> [Exercise requirements]
An exact copy of every record is needed.

## start

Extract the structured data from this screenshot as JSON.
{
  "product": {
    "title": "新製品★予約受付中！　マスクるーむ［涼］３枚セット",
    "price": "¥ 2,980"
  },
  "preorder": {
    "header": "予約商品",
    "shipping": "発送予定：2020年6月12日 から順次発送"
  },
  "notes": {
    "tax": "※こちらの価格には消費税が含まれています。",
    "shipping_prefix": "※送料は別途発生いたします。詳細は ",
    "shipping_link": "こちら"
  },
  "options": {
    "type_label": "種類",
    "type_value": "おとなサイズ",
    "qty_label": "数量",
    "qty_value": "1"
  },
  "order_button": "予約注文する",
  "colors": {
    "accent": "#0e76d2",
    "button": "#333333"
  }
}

## end

> [Reply]
Extract the structured data from this screenshot as JSON.
{
  "product": {
    "title": "新製品★予約受付中！　マスクるーむ［涼］３枚セット",
    "price": "¥ 2,980"
  },
  "preorder": {
    "header": "予約商品",
    "shipping": "発送予定：2020年6月12日 から順次発送"
  },
  "notes": {
    "tax": "※こちらの価格には消費税が含まれています。",
    "shipping_prefix": "※送料は別途発生いたします。詳細は ",
    "shipping_link": "こちら"
  },
  "options": {
    "type_label": "種類",
    "type_value": "おとなサイズ",
    "qty_label": "数量",
    "qty_value": "1"
  },
  "order_button": "予約注文する",
  "colors": {
    "accent": "#0e76d2",
    "button": "#333333"
  }
}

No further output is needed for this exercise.